[Brief]: Give the material from its first line through the line containing "log-comment: The following is", both included, as a Markdown table with the columns Row and Line: a row number, then the line itself. Leave out any blank lines.

★ ★ ★

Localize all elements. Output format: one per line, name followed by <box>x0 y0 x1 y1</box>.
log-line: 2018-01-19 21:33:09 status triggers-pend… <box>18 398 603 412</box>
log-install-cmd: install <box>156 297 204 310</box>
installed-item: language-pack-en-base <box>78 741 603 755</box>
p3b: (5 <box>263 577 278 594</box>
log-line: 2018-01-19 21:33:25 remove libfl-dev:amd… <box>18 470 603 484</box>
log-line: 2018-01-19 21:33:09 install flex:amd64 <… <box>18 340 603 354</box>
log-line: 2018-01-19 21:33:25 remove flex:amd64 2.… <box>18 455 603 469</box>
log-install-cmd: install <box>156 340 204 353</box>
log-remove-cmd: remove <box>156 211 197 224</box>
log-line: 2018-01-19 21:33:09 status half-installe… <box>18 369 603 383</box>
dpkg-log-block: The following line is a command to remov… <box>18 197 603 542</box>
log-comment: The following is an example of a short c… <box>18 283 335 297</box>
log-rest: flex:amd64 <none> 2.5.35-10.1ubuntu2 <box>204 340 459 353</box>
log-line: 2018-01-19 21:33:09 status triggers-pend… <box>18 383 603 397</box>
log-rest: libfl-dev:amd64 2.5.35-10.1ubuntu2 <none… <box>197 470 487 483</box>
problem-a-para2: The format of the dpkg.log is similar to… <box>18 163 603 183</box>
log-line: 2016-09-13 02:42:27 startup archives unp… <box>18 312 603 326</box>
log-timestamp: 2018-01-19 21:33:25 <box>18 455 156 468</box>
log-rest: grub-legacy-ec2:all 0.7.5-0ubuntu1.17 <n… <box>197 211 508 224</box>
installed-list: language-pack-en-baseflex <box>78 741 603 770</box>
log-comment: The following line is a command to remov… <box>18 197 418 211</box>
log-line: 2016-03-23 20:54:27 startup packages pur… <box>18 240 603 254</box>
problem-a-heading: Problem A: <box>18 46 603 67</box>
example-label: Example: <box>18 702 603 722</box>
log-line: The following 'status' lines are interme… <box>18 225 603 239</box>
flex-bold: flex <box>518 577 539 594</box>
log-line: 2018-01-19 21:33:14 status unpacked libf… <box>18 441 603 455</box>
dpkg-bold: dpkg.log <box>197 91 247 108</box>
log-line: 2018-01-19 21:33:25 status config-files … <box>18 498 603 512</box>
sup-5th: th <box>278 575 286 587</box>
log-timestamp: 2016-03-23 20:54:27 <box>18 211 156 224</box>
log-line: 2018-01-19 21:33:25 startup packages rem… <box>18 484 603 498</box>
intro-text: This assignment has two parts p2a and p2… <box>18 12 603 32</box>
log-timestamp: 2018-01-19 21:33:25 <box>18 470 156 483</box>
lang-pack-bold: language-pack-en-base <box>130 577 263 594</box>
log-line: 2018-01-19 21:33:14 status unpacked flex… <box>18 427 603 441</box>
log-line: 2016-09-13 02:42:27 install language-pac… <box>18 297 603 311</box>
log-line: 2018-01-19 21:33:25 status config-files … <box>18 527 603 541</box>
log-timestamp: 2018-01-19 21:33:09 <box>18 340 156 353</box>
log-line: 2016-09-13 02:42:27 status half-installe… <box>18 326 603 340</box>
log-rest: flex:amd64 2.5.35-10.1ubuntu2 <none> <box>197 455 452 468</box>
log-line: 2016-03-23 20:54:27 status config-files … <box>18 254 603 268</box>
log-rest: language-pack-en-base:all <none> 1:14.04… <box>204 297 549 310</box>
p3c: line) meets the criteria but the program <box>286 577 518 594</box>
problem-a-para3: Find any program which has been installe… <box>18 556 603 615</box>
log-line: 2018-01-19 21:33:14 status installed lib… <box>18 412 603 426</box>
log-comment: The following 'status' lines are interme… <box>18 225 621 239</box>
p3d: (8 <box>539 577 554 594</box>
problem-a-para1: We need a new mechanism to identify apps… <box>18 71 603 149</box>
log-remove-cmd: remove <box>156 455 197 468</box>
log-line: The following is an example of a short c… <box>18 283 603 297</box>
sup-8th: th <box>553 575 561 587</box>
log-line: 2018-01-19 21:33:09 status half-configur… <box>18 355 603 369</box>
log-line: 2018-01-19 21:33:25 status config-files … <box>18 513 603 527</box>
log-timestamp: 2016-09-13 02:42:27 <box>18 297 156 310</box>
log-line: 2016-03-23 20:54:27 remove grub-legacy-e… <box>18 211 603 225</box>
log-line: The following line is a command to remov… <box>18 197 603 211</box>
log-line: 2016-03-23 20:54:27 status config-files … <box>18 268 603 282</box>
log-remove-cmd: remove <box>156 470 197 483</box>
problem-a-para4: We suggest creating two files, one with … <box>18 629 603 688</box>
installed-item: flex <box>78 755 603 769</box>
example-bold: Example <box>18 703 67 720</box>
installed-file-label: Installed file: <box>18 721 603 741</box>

★ ★ ★

[Worked answer]:
| Row | Line |
|---|---|
| 1 | Localize all elements. Output format: one per line, name followed by <box>x0 y0 x1 y1</box>. |
| 2 | log-line: 2018-01-19 21:33:09 status triggers-pend… <box>18 398 603 412</box> |
| 3 | log-install-cmd: install <box>156 297 204 310</box> |
| 4 | installed-item: language-pack-en-base <box>78 741 603 755</box> |
| 5 | p3b: (5 <box>263 577 278 594</box> |
| 6 | log-line: 2018-01-19 21:33:25 remove libfl-dev:amd… <box>18 470 603 484</box> |
| 7 | log-line: 2018-01-19 21:33:09 install flex:amd64 <… <box>18 340 603 354</box> |
| 8 | log-line: 2018-01-19 21:33:25 remove flex:amd64 2.… <box>18 455 603 469</box> |
| 9 | log-install-cmd: install <box>156 340 204 353</box> |
| 10 | log-remove-cmd: remove <box>156 211 197 224</box> |
| 11 | log-line: 2018-01-19 21:33:09 status half-installe… <box>18 369 603 383</box> |
| 12 | dpkg-log-block: The following line is a command to remov… <box>18 197 603 542</box> |
| 13 | log-comment: The following is an example of a short c… <box>18 283 335 297</box> |